Data tied to figure images
[Start of Attachment]

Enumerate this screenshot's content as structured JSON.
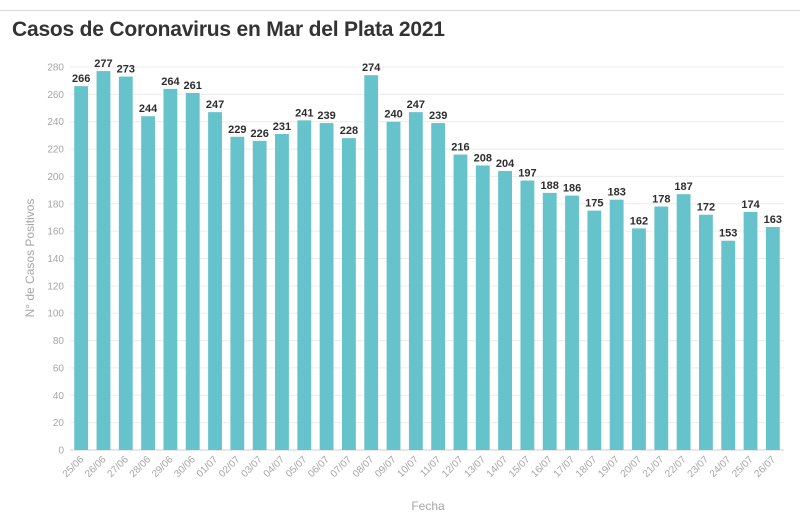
{
  "chart_data": {
    "type": "bar",
    "title": "Casos de Coronavirus en Mar del Plata 2021",
    "xlabel": "Fecha",
    "ylabel": "N° de Casos Positivos",
    "ylim": [
      0,
      280
    ],
    "yticks": [
      0,
      20,
      40,
      60,
      80,
      100,
      120,
      140,
      160,
      180,
      200,
      220,
      240,
      260,
      280
    ],
    "grid": true,
    "color": "#66c2cb",
    "categories": [
      "25/06",
      "26/06",
      "27/06",
      "28/06",
      "29/06",
      "30/06",
      "01/07",
      "02/07",
      "03/07",
      "04/07",
      "05/07",
      "06/07",
      "07/07",
      "08/07",
      "09/07",
      "10/07",
      "11/07",
      "12/07",
      "13/07",
      "14/07",
      "15/07",
      "16/07",
      "17/07",
      "18/07",
      "19/07",
      "20/07",
      "21/07",
      "22/07",
      "23/07",
      "24/07",
      "25/07",
      "26/07"
    ],
    "values": [
      266,
      277,
      273,
      244,
      264,
      261,
      247,
      229,
      226,
      231,
      241,
      239,
      228,
      274,
      240,
      247,
      239,
      216,
      208,
      204,
      197,
      188,
      186,
      175,
      183,
      162,
      178,
      187,
      172,
      153,
      174,
      163
    ]
  }
}
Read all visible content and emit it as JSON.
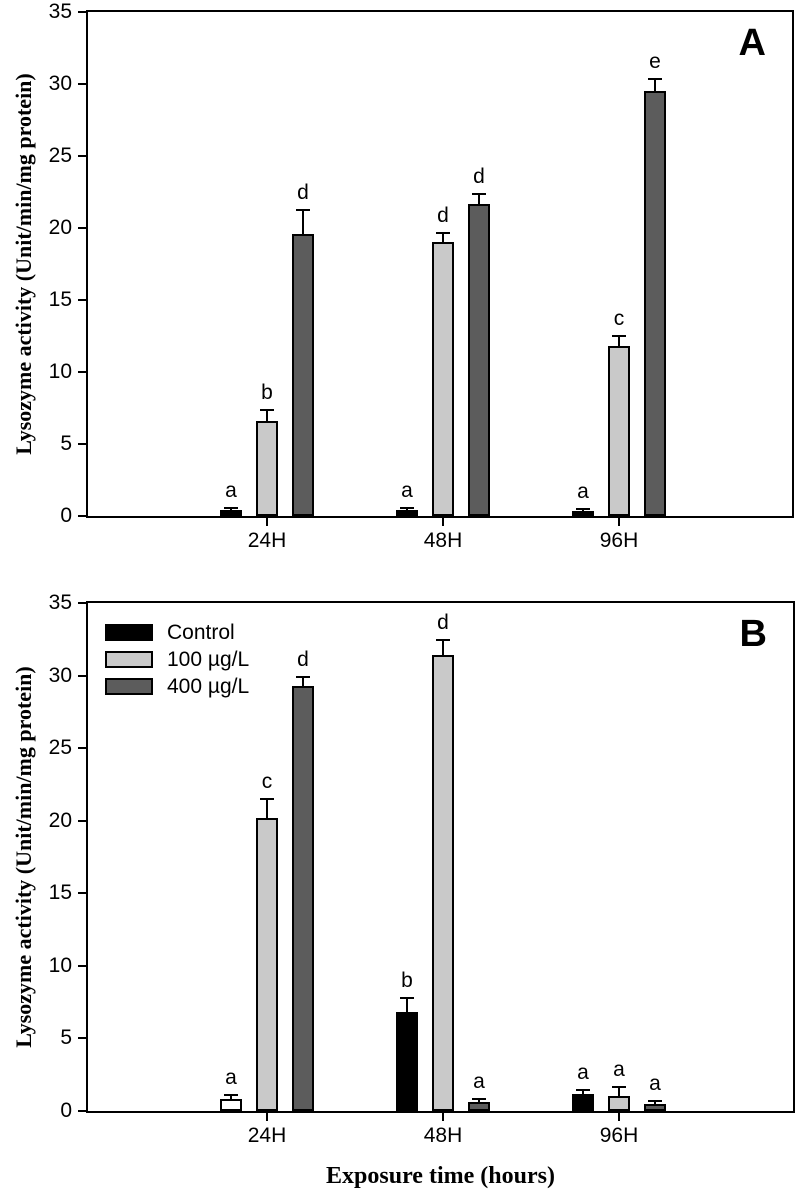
{
  "figure": {
    "xlabel": "Exposure time (hours)",
    "ylabel": "Lysozyme activity (Unit/min/mg protein)"
  },
  "chart_data": [
    {
      "type": "bar",
      "panel_label": "A",
      "title": "",
      "xlabel": "",
      "ylabel": "Lysozyme activity (Unit/min/mg protein)",
      "ylim": [
        0,
        35
      ],
      "yticks": [
        0,
        5,
        10,
        15,
        20,
        25,
        30,
        35
      ],
      "categories": [
        "24H",
        "48H",
        "96H"
      ],
      "grid": false,
      "legend_position": "none",
      "series": [
        {
          "name": "Control",
          "color": "#000000",
          "values": [
            0.4,
            0.4,
            0.35
          ],
          "errors": [
            0.1,
            0.1,
            0.1
          ],
          "letters": [
            "a",
            "a",
            "a"
          ]
        },
        {
          "name": "100 µg/L",
          "color": "#c9c9c9",
          "values": [
            6.6,
            19.0,
            11.8
          ],
          "errors": [
            0.7,
            0.6,
            0.6
          ],
          "letters": [
            "b",
            "d",
            "c"
          ]
        },
        {
          "name": "400 µg/L",
          "color": "#5c5c5c",
          "values": [
            19.6,
            21.7,
            29.5
          ],
          "errors": [
            1.6,
            0.6,
            0.8
          ],
          "letters": [
            "d",
            "d",
            "e"
          ]
        }
      ]
    },
    {
      "type": "bar",
      "panel_label": "B",
      "title": "",
      "xlabel": "Exposure time (hours)",
      "ylabel": "Lysozyme activity (Unit/min/mg protein)",
      "ylim": [
        0,
        35
      ],
      "yticks": [
        0,
        5,
        10,
        15,
        20,
        25,
        30,
        35
      ],
      "categories": [
        "24H",
        "48H",
        "96H"
      ],
      "grid": false,
      "legend_position": "upper-left",
      "legend": [
        "Control",
        "100 µg/L",
        "400 µg/L"
      ],
      "series": [
        {
          "name": "Control",
          "color": "#000000",
          "bar_colors": [
            "#ffffff",
            "#000000",
            "#000000"
          ],
          "values": [
            0.85,
            6.8,
            1.15
          ],
          "errors": [
            0.2,
            0.9,
            0.2
          ],
          "letters": [
            "a",
            "b",
            "a"
          ]
        },
        {
          "name": "100 µg/L",
          "color": "#c9c9c9",
          "values": [
            20.2,
            31.4,
            1.05
          ],
          "errors": [
            1.2,
            1.0,
            0.55
          ],
          "letters": [
            "c",
            "d",
            "a"
          ]
        },
        {
          "name": "400 µg/L",
          "color": "#5c5c5c",
          "values": [
            29.3,
            0.6,
            0.5
          ],
          "errors": [
            0.5,
            0.15,
            0.1
          ],
          "letters": [
            "d",
            "a",
            "a"
          ]
        }
      ]
    }
  ]
}
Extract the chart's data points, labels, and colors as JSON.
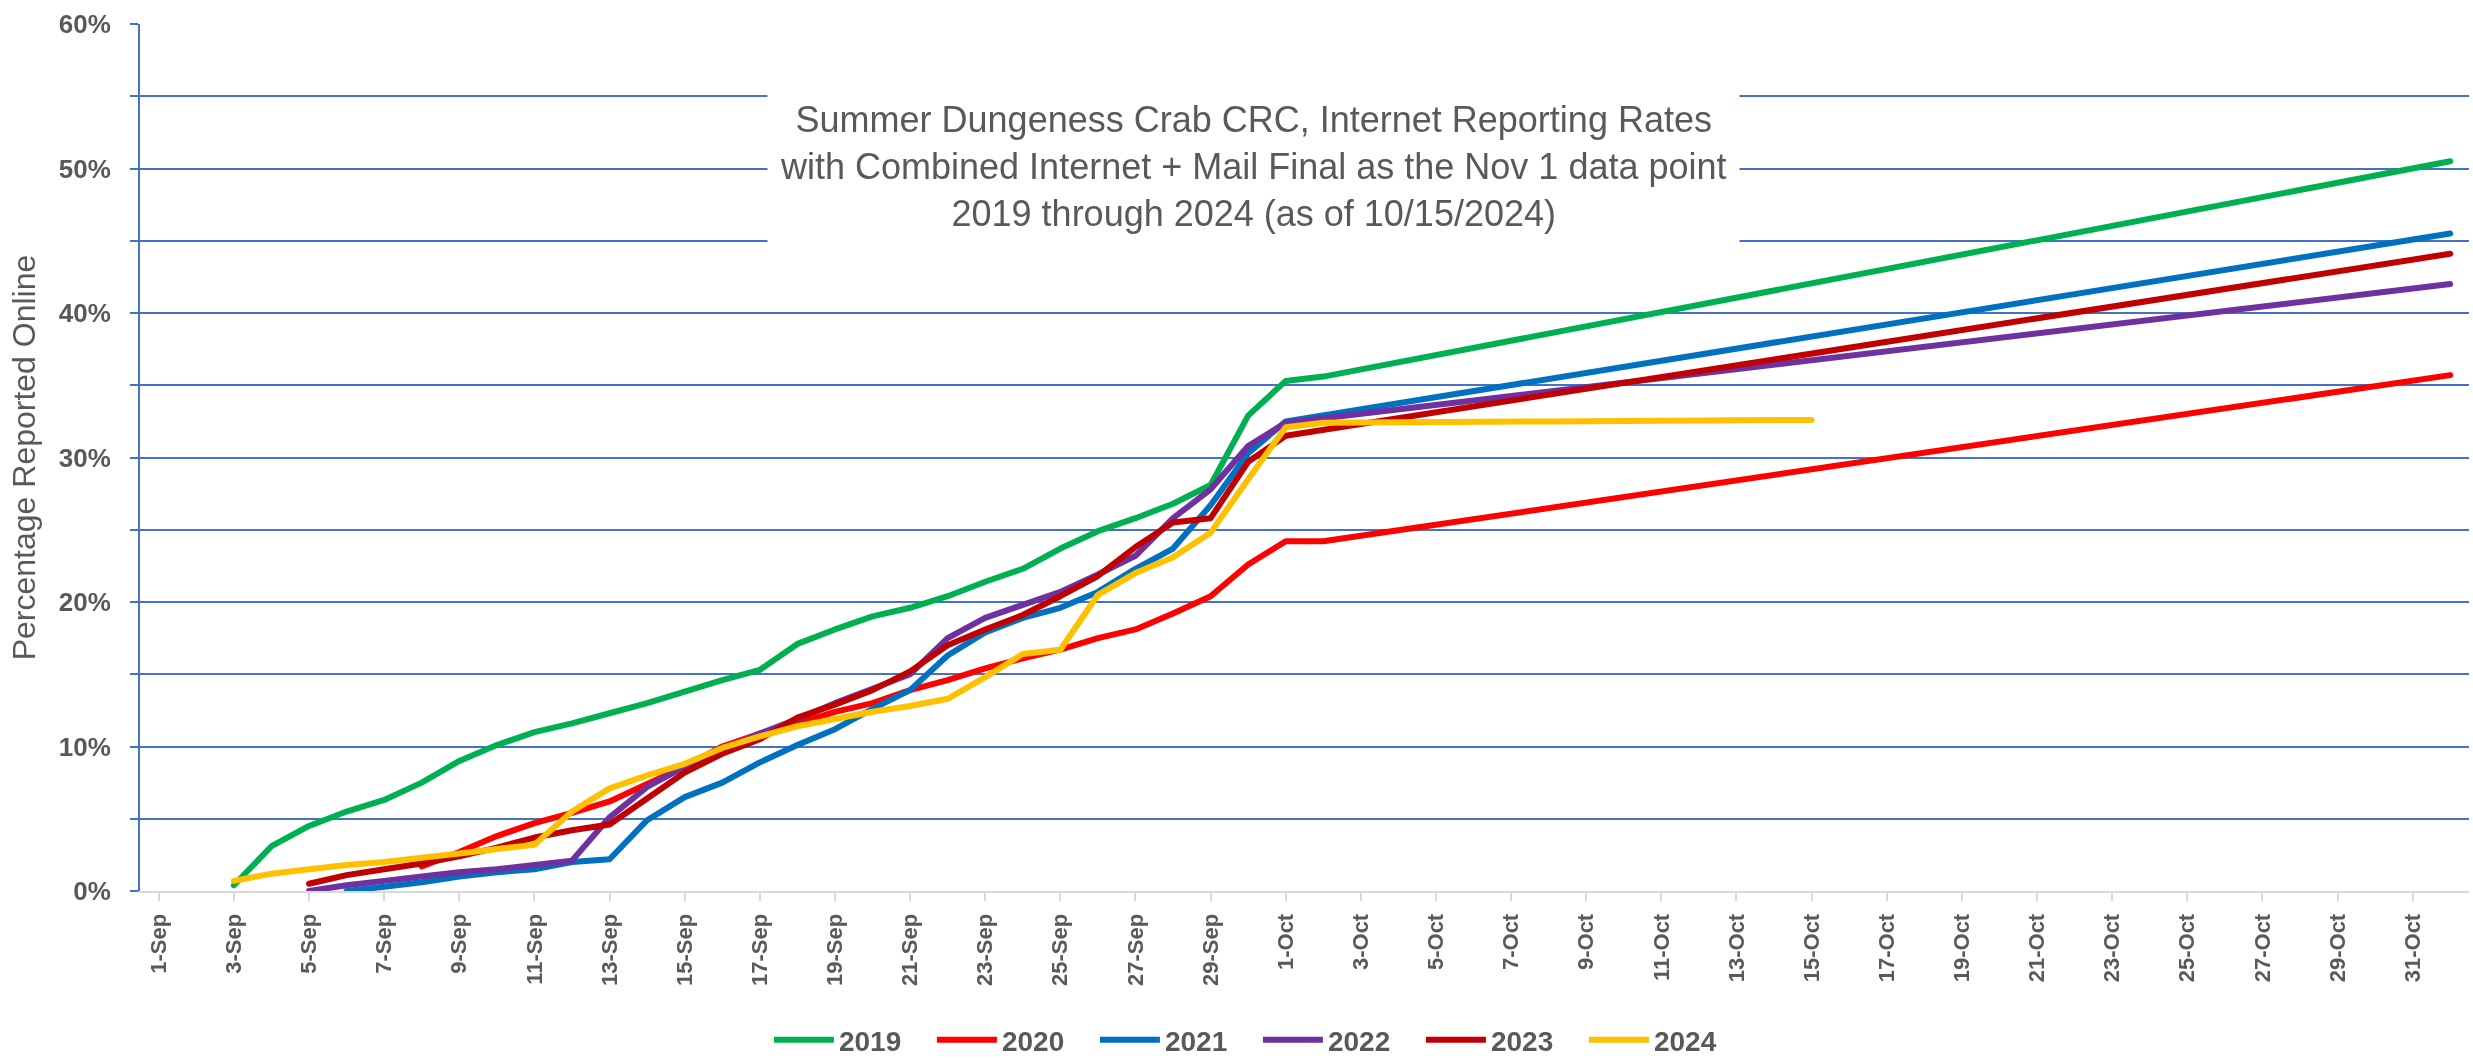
{
  "chart_data": {
    "type": "line",
    "title": "Summer Dungeness Crab CRC, Internet Reporting Rates\nwith Combined Internet + Mail Final as the Nov 1 data point\n2019 through 2024 (as of 10/15/2024)",
    "ylabel": "Percentage Reported Online",
    "xlim": [
      "--08-31T12:00",
      "--11-01T12:00"
    ],
    "xticks": [
      {
        "value": "--09-01",
        "label": "1-Sep"
      },
      {
        "value": "--09-03",
        "label": "3-Sep"
      },
      {
        "value": "--09-05",
        "label": "5-Sep"
      },
      {
        "value": "--09-07",
        "label": "7-Sep"
      },
      {
        "value": "--09-09",
        "label": "9-Sep"
      },
      {
        "value": "--09-11",
        "label": "11-Sep"
      },
      {
        "value": "--09-13",
        "label": "13-Sep"
      },
      {
        "value": "--09-15",
        "label": "15-Sep"
      },
      {
        "value": "--09-17",
        "label": "17-Sep"
      },
      {
        "value": "--09-19",
        "label": "19-Sep"
      },
      {
        "value": "--09-21",
        "label": "21-Sep"
      },
      {
        "value": "--09-23",
        "label": "23-Sep"
      },
      {
        "value": "--09-25",
        "label": "25-Sep"
      },
      {
        "value": "--09-27",
        "label": "27-Sep"
      },
      {
        "value": "--09-29",
        "label": "29-Sep"
      },
      {
        "value": "--10-01",
        "label": "1-Oct"
      },
      {
        "value": "--10-03",
        "label": "3-Oct"
      },
      {
        "value": "--10-05",
        "label": "5-Oct"
      },
      {
        "value": "--10-07",
        "label": "7-Oct"
      },
      {
        "value": "--10-09",
        "label": "9-Oct"
      },
      {
        "value": "--10-11",
        "label": "11-Oct"
      },
      {
        "value": "--10-13",
        "label": "13-Oct"
      },
      {
        "value": "--10-15",
        "label": "15-Oct"
      },
      {
        "value": "--10-17",
        "label": "17-Oct"
      },
      {
        "value": "--10-19",
        "label": "19-Oct"
      },
      {
        "value": "--10-21",
        "label": "21-Oct"
      },
      {
        "value": "--10-23",
        "label": "23-Oct"
      },
      {
        "value": "--10-25",
        "label": "25-Oct"
      },
      {
        "value": "--10-27",
        "label": "27-Oct"
      },
      {
        "value": "--10-29",
        "label": "29-Oct"
      },
      {
        "value": "--10-31",
        "label": "31-Oct"
      }
    ],
    "ylim": [
      0,
      60
    ],
    "yticks": [
      {
        "value": 0,
        "label": "0%"
      },
      {
        "value": 5,
        "label": null
      },
      {
        "value": 10,
        "label": "10%"
      },
      {
        "value": 15,
        "label": null
      },
      {
        "value": 20,
        "label": "20%"
      },
      {
        "value": 25,
        "label": null
      },
      {
        "value": 30,
        "label": "30%"
      },
      {
        "value": 35,
        "label": null
      },
      {
        "value": 40,
        "label": "40%"
      },
      {
        "value": 45,
        "label": null
      },
      {
        "value": 50,
        "label": "50%"
      },
      {
        "value": 55,
        "label": null
      },
      {
        "value": 60,
        "label": "60%"
      }
    ],
    "grid": "y",
    "legend": "bottom",
    "line_style": "solid",
    "series": [
      {
        "name": "2019",
        "color": "#00b050",
        "x": [
          "--09-03",
          "--09-04",
          "--09-05",
          "--09-06",
          "--09-07",
          "--09-08",
          "--09-09",
          "--09-10",
          "--09-11",
          "--09-12",
          "--09-13",
          "--09-14",
          "--09-15",
          "--09-16",
          "--09-17",
          "--09-18",
          "--09-19",
          "--09-20",
          "--09-21",
          "--09-22",
          "--09-23",
          "--09-24",
          "--09-25",
          "--09-26",
          "--09-27",
          "--09-28",
          "--09-29",
          "--09-30",
          "--10-01",
          "--10-02",
          "--11-01"
        ],
        "values": [
          0.4,
          3.1,
          4.5,
          5.5,
          6.3,
          7.5,
          9.0,
          10.1,
          11.0,
          11.6,
          12.3,
          13.0,
          13.8,
          14.6,
          15.3,
          17.1,
          18.1,
          19.0,
          19.6,
          20.4,
          21.4,
          22.3,
          23.7,
          24.9,
          25.8,
          26.8,
          28.1,
          32.9,
          35.3,
          35.6,
          50.5
        ]
      },
      {
        "name": "2020",
        "color": "#ff0000",
        "x": [
          "--09-08",
          "--09-09",
          "--09-10",
          "--09-11",
          "--09-12",
          "--09-13",
          "--09-14",
          "--09-15",
          "--09-16",
          "--09-17",
          "--09-18",
          "--09-19",
          "--09-20",
          "--09-21",
          "--09-22",
          "--09-23",
          "--09-24",
          "--09-25",
          "--09-26",
          "--09-27",
          "--09-28",
          "--09-29",
          "--09-30",
          "--10-01",
          "--10-02",
          "--11-01"
        ],
        "values": [
          1.7,
          2.7,
          3.8,
          4.7,
          5.4,
          6.2,
          7.4,
          8.6,
          10.0,
          10.9,
          11.6,
          12.4,
          13.0,
          13.9,
          14.6,
          15.4,
          16.1,
          16.7,
          17.5,
          18.1,
          19.2,
          20.4,
          22.6,
          24.2,
          24.2,
          35.7
        ]
      },
      {
        "name": "2021",
        "color": "#0070c0",
        "x": [
          "--09-06",
          "--09-07",
          "--09-08",
          "--09-09",
          "--09-10",
          "--09-11",
          "--09-12",
          "--09-13",
          "--09-14",
          "--09-15",
          "--09-16",
          "--09-17",
          "--09-18",
          "--09-19",
          "--09-20",
          "--09-21",
          "--09-22",
          "--09-23",
          "--09-24",
          "--09-25",
          "--09-26",
          "--09-27",
          "--09-28",
          "--09-29",
          "--09-30",
          "--10-01",
          "--11-01"
        ],
        "values": [
          0.0,
          0.3,
          0.6,
          1.0,
          1.3,
          1.5,
          2.0,
          2.2,
          4.9,
          6.5,
          7.5,
          8.9,
          10.1,
          11.2,
          12.6,
          13.9,
          16.3,
          17.9,
          18.9,
          19.6,
          20.7,
          22.3,
          23.7,
          26.7,
          30.3,
          32.5,
          45.5
        ]
      },
      {
        "name": "2022",
        "color": "#7030a0",
        "x": [
          "--09-05",
          "--09-06",
          "--09-07",
          "--09-08",
          "--09-09",
          "--09-10",
          "--09-11",
          "--09-12",
          "--09-13",
          "--09-14",
          "--09-15",
          "--09-16",
          "--09-17",
          "--09-18",
          "--09-19",
          "--09-20",
          "--09-21",
          "--09-22",
          "--09-23",
          "--09-24",
          "--09-25",
          "--09-26",
          "--09-27",
          "--09-28",
          "--09-29",
          "--09-30",
          "--10-01",
          "--11-01"
        ],
        "values": [
          0.0,
          0.4,
          0.7,
          1.0,
          1.3,
          1.5,
          1.8,
          2.1,
          5.1,
          7.2,
          8.6,
          9.8,
          10.9,
          11.9,
          13.0,
          14.0,
          15.0,
          17.5,
          18.9,
          19.8,
          20.7,
          21.9,
          23.2,
          25.8,
          27.8,
          30.8,
          32.4,
          42.0
        ]
      },
      {
        "name": "2023",
        "color": "#c00000",
        "x": [
          "--09-05",
          "--09-06",
          "--09-07",
          "--09-08",
          "--09-09",
          "--09-10",
          "--09-11",
          "--09-12",
          "--09-13",
          "--09-14",
          "--09-15",
          "--09-16",
          "--09-17",
          "--09-18",
          "--09-19",
          "--09-20",
          "--09-21",
          "--09-22",
          "--09-23",
          "--09-24",
          "--09-25",
          "--09-26",
          "--09-27",
          "--09-28",
          "--09-29",
          "--09-30",
          "--10-01",
          "--11-01"
        ],
        "values": [
          0.5,
          1.1,
          1.5,
          1.9,
          2.4,
          3.0,
          3.7,
          4.2,
          4.6,
          6.4,
          8.2,
          9.5,
          10.5,
          12.0,
          12.9,
          13.9,
          15.2,
          17.0,
          18.1,
          19.1,
          20.4,
          21.8,
          23.8,
          25.5,
          25.8,
          29.7,
          31.5,
          44.1
        ]
      },
      {
        "name": "2024",
        "color": "#ffc000",
        "x": [
          "--09-03",
          "--09-04",
          "--09-05",
          "--09-06",
          "--09-07",
          "--09-08",
          "--09-09",
          "--09-10",
          "--09-11",
          "--09-12",
          "--09-13",
          "--09-14",
          "--09-15",
          "--09-16",
          "--09-17",
          "--09-18",
          "--09-19",
          "--09-20",
          "--09-21",
          "--09-22",
          "--09-23",
          "--09-24",
          "--09-25",
          "--09-26",
          "--09-27",
          "--09-28",
          "--09-29",
          "--09-30",
          "--10-01",
          "--10-02",
          "--10-08",
          "--10-15"
        ],
        "values": [
          0.7,
          1.2,
          1.5,
          1.8,
          2.0,
          2.3,
          2.6,
          2.9,
          3.2,
          5.5,
          7.1,
          8.0,
          8.8,
          9.9,
          10.7,
          11.4,
          11.9,
          12.4,
          12.8,
          13.3,
          14.8,
          16.4,
          16.7,
          20.5,
          22.0,
          23.1,
          24.8,
          28.5,
          32.1,
          32.4,
          32.5,
          32.6
        ]
      }
    ]
  }
}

[End of Attachment]

#### [REQUIREMENT]
Each line above that contains the word "hours" should be returned.

#### [EXERCISE SOLUTION]
    "xlabel": "Exposure time (hours)",
      "xlabel": "Exposure time (hours)",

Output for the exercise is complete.